MATERIAL SHOWN:
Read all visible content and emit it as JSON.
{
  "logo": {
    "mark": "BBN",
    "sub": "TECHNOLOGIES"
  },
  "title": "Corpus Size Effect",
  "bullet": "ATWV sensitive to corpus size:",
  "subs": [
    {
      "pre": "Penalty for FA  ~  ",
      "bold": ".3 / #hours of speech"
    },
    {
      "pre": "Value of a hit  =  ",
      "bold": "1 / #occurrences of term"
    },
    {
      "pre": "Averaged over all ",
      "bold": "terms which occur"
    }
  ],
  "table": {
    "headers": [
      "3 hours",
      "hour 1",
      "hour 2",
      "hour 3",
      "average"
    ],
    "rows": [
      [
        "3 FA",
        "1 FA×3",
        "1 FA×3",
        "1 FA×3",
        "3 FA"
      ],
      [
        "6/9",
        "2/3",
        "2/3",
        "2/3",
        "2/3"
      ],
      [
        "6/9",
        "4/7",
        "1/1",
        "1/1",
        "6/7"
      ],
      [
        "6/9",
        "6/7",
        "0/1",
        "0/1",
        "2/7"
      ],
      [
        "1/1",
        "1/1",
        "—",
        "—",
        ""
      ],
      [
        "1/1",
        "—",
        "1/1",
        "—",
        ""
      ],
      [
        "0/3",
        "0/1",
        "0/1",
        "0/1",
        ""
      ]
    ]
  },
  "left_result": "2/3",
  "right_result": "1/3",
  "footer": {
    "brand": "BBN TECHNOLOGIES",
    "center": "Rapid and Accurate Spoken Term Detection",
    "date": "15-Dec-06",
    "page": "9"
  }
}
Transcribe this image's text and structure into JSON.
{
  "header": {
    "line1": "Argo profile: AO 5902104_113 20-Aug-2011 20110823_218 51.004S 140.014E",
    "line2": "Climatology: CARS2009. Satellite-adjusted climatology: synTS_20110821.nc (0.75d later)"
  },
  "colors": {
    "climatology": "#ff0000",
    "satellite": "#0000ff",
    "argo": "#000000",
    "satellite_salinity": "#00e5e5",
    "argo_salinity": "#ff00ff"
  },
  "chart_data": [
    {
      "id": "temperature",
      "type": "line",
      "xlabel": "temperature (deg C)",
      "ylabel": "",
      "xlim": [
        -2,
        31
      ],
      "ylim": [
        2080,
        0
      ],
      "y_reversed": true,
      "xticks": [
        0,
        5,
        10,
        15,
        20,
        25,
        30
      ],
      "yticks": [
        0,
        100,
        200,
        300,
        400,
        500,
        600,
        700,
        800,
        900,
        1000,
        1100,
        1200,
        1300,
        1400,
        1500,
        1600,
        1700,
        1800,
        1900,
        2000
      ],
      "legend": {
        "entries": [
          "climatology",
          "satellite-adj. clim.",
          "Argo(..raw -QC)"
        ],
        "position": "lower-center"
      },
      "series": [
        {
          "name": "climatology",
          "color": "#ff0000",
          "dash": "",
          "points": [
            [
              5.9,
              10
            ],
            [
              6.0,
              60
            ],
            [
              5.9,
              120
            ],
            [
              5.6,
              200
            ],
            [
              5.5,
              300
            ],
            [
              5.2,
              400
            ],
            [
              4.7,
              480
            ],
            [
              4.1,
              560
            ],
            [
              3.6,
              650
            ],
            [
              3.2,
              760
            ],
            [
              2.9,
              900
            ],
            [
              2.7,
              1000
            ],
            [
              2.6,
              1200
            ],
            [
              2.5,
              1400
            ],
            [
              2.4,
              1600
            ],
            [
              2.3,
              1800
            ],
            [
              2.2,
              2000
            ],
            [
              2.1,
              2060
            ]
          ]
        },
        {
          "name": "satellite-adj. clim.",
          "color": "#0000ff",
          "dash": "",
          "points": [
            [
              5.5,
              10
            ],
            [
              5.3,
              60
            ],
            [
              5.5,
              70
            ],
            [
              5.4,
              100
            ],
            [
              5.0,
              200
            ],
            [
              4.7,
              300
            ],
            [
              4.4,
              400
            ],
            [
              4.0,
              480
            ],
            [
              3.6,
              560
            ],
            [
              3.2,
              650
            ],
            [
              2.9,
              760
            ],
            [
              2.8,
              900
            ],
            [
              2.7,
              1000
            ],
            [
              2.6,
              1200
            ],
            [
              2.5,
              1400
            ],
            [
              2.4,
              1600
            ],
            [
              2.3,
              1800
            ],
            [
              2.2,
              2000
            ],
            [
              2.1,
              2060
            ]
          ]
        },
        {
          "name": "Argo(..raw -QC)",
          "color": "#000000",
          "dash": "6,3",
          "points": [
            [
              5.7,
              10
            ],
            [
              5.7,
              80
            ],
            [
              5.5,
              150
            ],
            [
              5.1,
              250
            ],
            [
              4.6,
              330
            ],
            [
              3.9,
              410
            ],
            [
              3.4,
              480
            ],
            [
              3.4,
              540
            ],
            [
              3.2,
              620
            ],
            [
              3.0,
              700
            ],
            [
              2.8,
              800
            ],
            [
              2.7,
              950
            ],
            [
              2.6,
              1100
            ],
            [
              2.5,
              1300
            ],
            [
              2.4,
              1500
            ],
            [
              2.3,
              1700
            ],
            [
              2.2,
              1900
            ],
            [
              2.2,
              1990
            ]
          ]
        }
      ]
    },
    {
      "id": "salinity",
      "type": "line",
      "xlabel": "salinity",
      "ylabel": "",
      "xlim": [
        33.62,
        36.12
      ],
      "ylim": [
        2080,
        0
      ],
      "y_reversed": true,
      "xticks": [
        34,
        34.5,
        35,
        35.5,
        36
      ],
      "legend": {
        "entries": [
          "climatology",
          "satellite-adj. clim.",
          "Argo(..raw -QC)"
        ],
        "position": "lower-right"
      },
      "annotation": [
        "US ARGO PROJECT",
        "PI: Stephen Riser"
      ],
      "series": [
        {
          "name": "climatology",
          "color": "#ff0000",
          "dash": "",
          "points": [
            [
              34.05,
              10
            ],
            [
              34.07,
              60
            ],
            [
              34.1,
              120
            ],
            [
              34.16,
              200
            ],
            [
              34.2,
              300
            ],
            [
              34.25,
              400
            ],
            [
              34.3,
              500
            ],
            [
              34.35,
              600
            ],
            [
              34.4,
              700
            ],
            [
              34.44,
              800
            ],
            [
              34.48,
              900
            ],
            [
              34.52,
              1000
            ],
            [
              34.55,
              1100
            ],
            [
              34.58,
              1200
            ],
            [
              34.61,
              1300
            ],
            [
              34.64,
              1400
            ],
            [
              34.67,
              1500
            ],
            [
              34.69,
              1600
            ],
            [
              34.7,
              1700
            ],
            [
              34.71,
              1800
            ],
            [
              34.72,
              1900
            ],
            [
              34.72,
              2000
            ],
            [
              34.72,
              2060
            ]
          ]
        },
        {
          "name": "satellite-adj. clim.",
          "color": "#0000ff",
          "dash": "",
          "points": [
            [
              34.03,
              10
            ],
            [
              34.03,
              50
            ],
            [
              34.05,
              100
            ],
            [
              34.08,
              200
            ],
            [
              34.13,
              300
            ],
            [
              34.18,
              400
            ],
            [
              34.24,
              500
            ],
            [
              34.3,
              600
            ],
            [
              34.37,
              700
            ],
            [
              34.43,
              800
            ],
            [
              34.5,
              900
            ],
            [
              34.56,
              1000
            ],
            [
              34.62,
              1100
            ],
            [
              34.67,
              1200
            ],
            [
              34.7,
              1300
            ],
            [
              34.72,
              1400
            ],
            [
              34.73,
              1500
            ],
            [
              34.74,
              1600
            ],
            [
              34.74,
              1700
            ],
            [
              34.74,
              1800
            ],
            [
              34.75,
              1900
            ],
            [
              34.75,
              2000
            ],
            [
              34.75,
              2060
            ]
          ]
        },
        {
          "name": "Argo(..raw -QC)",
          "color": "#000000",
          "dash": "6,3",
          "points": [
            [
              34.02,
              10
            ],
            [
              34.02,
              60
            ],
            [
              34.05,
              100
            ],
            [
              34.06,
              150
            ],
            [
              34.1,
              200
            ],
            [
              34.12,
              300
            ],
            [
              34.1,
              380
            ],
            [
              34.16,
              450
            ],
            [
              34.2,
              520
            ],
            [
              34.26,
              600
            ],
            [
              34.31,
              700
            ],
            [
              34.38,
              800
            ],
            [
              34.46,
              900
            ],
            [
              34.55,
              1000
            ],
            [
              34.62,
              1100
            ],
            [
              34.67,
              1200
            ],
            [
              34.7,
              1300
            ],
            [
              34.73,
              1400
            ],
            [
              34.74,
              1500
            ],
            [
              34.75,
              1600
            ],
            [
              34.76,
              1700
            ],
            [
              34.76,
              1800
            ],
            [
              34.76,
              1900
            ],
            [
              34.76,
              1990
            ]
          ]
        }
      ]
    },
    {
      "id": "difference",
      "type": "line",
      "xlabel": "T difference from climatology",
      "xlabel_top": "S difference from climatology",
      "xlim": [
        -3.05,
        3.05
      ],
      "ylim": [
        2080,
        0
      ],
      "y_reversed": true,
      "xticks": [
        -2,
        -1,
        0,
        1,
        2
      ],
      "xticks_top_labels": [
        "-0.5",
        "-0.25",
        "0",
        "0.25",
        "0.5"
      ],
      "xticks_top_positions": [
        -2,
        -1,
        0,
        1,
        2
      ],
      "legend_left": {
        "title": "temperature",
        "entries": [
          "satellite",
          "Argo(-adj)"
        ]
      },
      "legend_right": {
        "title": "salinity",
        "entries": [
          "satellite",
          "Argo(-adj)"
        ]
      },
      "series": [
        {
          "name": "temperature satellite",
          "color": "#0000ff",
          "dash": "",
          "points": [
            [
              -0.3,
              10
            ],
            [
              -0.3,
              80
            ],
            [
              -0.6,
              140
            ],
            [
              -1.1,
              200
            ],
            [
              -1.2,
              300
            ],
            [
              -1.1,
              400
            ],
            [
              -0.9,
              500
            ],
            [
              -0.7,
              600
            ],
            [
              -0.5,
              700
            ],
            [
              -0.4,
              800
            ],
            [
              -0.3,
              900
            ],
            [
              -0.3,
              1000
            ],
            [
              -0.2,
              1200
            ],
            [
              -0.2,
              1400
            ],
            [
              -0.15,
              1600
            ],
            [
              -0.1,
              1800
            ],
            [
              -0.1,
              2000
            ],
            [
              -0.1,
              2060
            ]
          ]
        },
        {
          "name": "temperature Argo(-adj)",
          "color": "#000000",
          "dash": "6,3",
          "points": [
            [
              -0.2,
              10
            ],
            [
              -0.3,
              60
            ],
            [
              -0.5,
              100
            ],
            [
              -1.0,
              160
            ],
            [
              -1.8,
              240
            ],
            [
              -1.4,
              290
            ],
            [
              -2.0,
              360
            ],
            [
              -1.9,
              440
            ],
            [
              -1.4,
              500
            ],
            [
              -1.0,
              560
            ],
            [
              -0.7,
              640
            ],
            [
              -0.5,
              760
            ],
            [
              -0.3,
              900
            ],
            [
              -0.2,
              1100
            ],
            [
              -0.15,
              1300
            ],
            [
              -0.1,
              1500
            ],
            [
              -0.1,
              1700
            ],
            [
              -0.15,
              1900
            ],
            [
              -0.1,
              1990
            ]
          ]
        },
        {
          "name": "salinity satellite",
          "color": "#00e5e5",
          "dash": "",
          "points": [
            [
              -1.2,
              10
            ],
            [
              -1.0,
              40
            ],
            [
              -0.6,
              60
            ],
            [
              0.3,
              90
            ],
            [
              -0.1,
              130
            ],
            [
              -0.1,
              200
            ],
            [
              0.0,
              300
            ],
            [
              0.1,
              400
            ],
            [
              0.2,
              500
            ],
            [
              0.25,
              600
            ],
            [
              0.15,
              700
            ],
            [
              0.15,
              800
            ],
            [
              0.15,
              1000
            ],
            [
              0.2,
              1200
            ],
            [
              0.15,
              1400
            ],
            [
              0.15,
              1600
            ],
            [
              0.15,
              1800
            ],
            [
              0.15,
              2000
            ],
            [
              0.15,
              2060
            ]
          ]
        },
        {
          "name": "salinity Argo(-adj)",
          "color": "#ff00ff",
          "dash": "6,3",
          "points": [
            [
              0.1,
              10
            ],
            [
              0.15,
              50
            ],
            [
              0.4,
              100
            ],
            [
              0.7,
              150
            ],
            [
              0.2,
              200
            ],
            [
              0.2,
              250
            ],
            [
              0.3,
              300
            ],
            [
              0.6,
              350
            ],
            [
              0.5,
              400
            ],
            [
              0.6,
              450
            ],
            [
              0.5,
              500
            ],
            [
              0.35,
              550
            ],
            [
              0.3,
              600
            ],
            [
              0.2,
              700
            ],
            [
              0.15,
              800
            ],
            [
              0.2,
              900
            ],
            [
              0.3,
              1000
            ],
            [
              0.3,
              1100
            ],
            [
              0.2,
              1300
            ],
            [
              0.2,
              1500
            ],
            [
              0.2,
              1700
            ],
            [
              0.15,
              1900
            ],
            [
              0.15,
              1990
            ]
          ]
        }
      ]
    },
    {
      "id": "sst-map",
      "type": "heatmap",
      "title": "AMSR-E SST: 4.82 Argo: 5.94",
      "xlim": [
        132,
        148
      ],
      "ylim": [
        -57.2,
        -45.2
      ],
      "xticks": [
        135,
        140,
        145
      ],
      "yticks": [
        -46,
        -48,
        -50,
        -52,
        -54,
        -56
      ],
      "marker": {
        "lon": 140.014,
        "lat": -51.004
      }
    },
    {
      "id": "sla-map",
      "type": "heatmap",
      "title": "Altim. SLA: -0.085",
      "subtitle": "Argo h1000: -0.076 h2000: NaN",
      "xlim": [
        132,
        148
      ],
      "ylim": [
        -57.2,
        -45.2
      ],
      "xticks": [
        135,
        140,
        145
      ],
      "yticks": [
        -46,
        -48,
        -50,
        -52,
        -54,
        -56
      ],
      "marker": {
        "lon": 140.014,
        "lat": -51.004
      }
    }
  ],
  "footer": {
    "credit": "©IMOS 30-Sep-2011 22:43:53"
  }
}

SET TASK: Pull out every line in the data above that has the word "temperature".

ANSWER TO THIS PROBLEM:
      "id": "temperature",
      "xlabel": "temperature (deg C)",
        "title": "temperature",
          "name": "temperature satellite",
          "name": "temperature Argo(-adj)",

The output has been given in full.